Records
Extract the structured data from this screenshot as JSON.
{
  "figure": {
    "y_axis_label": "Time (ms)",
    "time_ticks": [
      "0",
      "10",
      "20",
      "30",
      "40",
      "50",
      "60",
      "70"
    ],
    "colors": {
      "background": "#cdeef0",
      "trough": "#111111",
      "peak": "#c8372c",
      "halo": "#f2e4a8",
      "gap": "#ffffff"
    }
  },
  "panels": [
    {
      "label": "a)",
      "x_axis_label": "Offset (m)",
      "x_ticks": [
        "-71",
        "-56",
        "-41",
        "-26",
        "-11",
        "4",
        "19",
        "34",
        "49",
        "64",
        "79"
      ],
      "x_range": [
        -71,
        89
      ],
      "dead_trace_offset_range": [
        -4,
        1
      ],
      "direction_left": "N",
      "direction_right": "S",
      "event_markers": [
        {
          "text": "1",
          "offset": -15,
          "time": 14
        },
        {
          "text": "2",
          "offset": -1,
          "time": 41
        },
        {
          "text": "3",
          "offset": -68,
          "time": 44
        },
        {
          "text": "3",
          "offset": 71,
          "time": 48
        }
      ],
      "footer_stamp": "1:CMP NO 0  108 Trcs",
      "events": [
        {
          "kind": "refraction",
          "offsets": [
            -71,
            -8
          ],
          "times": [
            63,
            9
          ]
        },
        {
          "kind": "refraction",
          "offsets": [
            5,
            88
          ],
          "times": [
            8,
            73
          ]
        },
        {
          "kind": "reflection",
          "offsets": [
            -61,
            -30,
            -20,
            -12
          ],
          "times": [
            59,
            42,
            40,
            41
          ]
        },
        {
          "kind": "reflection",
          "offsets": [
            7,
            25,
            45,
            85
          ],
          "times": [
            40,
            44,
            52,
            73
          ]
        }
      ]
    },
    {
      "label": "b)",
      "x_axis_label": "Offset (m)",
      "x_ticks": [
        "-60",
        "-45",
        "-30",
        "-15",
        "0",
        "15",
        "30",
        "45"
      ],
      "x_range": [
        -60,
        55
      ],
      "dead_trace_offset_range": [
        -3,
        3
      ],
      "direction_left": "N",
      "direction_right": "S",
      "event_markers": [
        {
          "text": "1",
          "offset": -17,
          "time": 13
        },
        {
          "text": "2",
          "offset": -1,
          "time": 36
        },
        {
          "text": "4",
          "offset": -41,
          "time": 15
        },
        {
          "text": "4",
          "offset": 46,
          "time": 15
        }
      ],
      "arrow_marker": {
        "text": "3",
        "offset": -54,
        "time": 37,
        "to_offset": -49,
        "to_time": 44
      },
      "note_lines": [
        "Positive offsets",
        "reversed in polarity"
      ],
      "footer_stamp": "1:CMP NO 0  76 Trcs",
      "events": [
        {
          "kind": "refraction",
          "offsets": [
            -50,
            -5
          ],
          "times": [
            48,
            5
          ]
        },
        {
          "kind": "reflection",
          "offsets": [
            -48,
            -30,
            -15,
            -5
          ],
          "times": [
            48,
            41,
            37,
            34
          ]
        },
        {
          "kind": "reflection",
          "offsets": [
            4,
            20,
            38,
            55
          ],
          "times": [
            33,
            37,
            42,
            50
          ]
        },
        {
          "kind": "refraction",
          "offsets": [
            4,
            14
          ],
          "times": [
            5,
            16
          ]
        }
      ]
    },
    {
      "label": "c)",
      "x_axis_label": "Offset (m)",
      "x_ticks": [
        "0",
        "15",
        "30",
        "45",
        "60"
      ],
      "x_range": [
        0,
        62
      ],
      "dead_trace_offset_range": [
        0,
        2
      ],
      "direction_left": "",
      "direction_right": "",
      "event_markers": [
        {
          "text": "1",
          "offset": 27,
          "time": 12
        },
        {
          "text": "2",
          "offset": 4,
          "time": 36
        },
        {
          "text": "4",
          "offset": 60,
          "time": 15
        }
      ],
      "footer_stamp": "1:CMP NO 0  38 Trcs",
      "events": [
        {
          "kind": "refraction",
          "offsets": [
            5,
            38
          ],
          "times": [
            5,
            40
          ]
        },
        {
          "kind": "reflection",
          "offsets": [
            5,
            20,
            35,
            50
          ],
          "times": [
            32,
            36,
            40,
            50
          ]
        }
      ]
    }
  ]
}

Direction: Copy the lines from the entries above in which the word "Trcs" appears.

Worked solution:
      "footer_stamp": "1:CMP NO 0  108 Trcs",
      "footer_stamp": "1:CMP NO 0  76 Trcs",
      "footer_stamp": "1:CMP NO 0  38 Trcs",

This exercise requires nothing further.